▶ [Collected data entries]:
• • •
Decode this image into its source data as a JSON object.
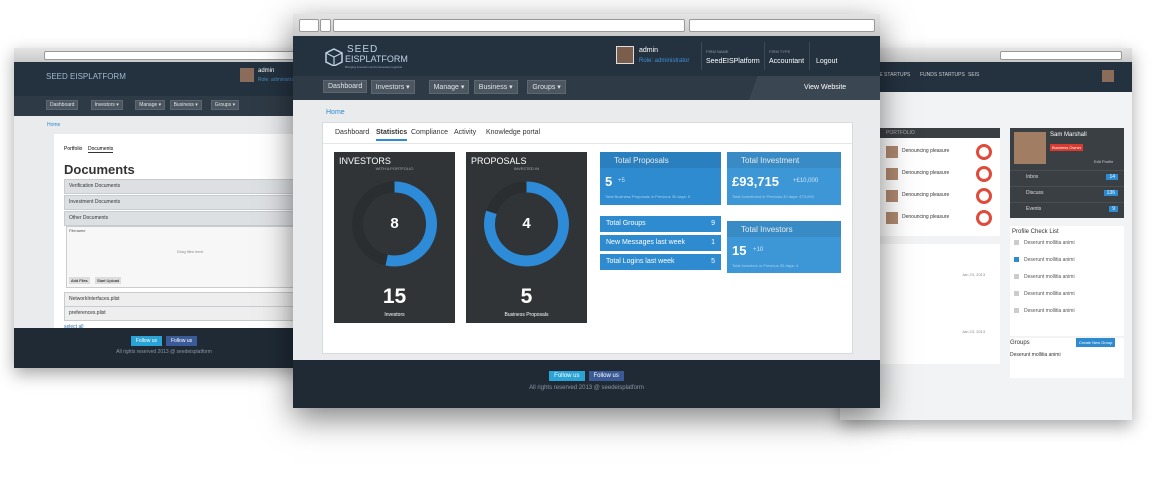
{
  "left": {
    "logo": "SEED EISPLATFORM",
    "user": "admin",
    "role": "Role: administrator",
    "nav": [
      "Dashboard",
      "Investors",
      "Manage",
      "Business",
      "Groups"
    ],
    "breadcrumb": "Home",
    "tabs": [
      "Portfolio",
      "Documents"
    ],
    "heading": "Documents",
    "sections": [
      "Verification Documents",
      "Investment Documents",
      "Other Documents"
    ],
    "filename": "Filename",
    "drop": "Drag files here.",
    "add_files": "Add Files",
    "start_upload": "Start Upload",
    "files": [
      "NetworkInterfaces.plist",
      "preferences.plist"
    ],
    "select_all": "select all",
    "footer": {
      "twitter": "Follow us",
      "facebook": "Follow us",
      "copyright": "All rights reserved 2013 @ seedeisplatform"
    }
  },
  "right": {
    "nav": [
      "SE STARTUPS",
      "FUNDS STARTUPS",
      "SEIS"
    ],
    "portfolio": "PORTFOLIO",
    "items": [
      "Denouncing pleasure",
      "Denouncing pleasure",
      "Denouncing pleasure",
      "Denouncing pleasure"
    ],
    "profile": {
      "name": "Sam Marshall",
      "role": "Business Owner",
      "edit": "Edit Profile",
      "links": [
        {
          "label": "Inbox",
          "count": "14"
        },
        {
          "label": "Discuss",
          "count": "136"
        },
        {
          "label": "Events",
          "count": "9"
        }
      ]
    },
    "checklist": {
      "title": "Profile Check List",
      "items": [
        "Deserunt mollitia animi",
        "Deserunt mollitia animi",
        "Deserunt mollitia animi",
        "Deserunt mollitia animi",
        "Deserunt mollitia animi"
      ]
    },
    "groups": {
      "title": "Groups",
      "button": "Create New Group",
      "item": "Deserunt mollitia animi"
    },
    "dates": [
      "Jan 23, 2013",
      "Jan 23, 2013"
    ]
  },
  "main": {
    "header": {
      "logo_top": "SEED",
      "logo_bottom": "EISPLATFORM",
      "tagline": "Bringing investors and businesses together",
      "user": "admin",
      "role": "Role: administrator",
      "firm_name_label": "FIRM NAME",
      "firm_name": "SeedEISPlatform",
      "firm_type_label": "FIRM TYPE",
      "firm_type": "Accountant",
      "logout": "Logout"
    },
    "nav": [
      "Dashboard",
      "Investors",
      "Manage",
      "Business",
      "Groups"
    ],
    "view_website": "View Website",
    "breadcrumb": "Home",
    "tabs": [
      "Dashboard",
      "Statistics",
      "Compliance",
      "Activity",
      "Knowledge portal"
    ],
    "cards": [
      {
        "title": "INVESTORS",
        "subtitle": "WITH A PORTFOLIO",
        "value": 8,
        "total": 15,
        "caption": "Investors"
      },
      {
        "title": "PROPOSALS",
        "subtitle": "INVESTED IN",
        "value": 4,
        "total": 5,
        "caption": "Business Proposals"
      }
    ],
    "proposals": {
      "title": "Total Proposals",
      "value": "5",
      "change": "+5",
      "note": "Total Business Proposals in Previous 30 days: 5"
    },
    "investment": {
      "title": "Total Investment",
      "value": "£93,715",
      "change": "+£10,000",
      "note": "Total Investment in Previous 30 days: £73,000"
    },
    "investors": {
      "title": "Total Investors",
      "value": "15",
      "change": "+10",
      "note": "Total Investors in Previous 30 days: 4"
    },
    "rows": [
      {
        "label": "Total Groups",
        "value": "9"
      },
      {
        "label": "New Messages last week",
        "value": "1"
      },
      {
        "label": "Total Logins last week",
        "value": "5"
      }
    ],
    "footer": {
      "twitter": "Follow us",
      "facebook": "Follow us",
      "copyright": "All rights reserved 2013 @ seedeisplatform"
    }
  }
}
• • •
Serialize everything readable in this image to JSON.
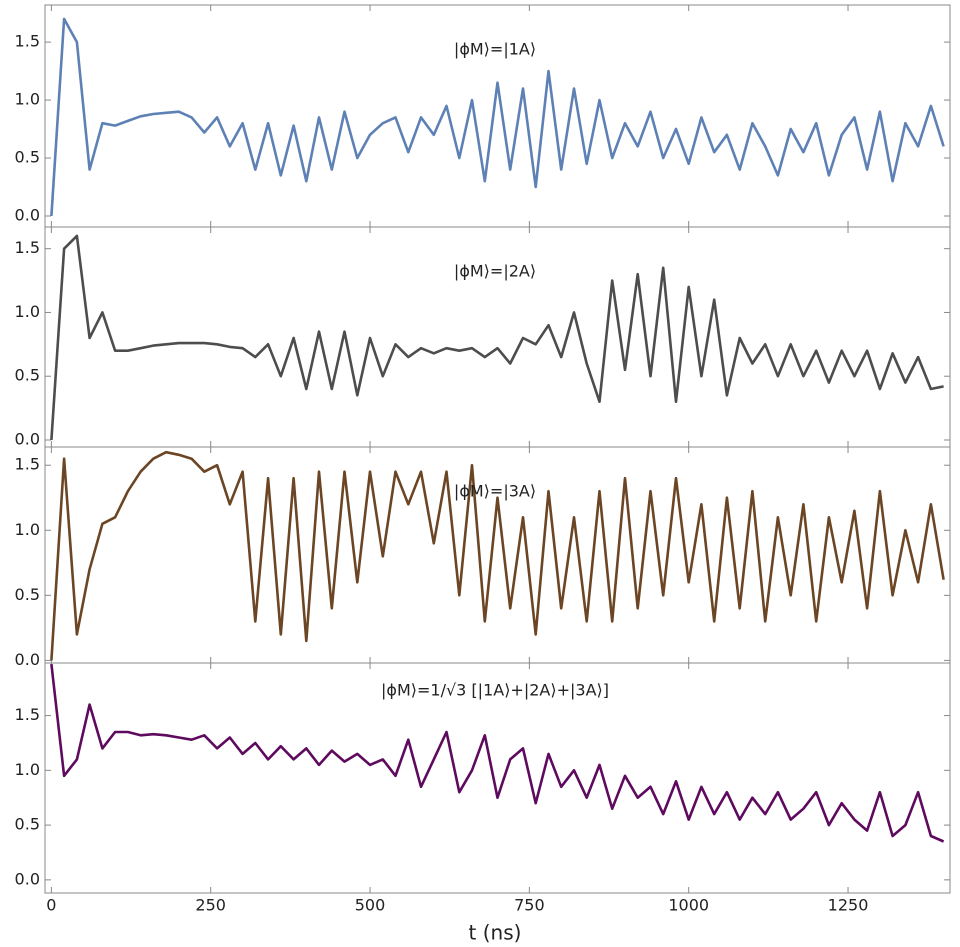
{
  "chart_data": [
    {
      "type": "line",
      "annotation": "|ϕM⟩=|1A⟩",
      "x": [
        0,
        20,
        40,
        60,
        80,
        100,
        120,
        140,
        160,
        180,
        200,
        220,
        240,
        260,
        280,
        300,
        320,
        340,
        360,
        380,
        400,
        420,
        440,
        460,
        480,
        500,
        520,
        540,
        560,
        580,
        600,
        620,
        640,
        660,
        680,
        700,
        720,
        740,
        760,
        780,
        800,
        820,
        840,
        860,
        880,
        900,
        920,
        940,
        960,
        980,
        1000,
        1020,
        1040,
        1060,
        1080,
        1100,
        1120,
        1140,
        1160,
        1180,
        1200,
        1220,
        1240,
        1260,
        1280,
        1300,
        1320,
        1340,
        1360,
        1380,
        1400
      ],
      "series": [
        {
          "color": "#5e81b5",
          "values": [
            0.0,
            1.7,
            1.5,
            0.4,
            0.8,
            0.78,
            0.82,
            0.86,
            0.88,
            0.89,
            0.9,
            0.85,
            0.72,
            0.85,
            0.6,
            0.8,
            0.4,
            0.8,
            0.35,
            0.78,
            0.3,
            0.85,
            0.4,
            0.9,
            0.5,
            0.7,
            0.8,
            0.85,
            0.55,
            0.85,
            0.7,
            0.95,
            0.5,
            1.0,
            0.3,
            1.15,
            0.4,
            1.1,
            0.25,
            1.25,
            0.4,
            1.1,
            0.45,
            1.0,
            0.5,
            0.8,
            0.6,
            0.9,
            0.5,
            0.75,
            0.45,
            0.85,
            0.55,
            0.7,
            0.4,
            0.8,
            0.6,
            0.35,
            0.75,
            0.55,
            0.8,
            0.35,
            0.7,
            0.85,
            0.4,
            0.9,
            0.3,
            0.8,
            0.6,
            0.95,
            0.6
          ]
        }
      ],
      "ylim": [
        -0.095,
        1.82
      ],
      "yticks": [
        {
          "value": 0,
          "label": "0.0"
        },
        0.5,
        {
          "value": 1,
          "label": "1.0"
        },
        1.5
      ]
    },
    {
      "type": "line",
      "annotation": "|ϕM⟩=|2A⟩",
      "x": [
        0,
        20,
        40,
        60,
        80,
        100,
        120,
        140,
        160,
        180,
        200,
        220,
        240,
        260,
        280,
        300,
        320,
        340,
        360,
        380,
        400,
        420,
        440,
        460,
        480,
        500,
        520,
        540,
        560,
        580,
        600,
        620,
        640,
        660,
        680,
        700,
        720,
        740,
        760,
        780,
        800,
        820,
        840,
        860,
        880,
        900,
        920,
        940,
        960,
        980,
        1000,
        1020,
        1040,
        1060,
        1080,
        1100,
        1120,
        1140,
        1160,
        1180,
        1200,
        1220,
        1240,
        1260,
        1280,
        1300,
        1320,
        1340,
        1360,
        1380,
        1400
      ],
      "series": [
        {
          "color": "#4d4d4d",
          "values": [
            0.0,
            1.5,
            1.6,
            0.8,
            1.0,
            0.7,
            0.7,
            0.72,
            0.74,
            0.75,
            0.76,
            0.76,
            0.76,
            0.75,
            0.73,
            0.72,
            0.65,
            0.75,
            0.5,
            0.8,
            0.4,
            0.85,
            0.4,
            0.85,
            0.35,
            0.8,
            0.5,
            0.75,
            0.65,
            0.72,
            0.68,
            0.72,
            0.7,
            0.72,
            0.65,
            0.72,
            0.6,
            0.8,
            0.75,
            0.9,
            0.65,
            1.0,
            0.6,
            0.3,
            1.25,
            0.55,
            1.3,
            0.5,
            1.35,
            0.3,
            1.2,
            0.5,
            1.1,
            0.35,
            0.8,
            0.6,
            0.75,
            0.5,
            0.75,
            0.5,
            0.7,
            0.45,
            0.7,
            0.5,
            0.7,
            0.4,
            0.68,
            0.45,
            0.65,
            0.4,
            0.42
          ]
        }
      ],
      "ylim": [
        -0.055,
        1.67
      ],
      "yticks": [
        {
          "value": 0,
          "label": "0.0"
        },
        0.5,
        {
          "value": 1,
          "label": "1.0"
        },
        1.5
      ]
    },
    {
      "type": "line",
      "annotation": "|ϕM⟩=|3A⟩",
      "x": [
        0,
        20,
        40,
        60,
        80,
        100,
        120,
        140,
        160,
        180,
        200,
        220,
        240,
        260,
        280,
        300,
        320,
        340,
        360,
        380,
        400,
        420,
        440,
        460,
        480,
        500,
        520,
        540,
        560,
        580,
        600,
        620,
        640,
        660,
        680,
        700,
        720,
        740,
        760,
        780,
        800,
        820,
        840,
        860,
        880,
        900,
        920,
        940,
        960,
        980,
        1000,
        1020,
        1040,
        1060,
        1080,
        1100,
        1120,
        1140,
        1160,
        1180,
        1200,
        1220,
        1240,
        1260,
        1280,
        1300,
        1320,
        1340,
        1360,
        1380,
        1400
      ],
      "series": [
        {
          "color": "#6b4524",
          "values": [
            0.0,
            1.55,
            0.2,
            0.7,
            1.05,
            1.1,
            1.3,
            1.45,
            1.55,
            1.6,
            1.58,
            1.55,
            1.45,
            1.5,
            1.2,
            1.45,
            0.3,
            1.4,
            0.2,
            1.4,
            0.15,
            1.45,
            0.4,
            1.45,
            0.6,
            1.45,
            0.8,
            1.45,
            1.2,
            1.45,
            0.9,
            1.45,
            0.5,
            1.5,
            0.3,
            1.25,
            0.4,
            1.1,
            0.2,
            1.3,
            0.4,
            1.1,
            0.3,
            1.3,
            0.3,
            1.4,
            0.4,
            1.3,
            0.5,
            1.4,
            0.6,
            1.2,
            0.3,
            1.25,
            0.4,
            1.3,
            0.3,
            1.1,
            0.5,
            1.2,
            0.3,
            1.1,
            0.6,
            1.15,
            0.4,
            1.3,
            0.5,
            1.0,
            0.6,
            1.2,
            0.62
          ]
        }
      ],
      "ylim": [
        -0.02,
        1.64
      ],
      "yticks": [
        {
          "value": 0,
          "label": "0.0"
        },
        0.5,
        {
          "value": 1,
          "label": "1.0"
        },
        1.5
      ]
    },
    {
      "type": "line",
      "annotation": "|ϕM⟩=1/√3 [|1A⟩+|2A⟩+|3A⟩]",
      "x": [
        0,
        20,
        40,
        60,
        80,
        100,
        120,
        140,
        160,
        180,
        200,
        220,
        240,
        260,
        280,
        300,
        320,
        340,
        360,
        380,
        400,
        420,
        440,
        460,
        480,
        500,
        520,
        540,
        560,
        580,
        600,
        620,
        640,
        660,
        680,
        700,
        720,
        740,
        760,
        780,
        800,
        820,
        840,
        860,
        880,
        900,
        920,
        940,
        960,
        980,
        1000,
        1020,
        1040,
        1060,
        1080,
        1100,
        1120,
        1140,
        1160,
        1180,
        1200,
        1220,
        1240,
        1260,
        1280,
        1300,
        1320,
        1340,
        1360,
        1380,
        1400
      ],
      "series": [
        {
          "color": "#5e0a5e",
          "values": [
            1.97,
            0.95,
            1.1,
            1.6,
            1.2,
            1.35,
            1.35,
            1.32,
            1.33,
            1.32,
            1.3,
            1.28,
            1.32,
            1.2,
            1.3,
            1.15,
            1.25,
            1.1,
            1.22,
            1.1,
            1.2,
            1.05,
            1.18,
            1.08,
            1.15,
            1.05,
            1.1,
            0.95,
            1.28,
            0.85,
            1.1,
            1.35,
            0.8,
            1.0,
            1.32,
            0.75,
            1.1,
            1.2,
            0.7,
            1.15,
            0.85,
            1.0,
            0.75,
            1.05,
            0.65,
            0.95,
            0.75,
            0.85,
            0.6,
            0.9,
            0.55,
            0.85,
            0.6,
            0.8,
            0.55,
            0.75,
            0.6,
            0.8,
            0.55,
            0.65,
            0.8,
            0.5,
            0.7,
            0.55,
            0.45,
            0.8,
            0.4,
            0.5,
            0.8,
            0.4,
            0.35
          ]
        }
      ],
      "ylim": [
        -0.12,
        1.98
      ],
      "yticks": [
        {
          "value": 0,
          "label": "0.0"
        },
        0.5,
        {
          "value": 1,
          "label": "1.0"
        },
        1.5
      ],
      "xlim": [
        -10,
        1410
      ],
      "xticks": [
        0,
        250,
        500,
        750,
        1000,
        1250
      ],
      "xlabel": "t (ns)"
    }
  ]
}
• • •
▶ [Short task]: Take every line from the data that contains the word "subtitle".

▶ [Exercise solution]:
        "subtitle": "WITH A PORTFOLIO",
        "subtitle": "INVESTED IN",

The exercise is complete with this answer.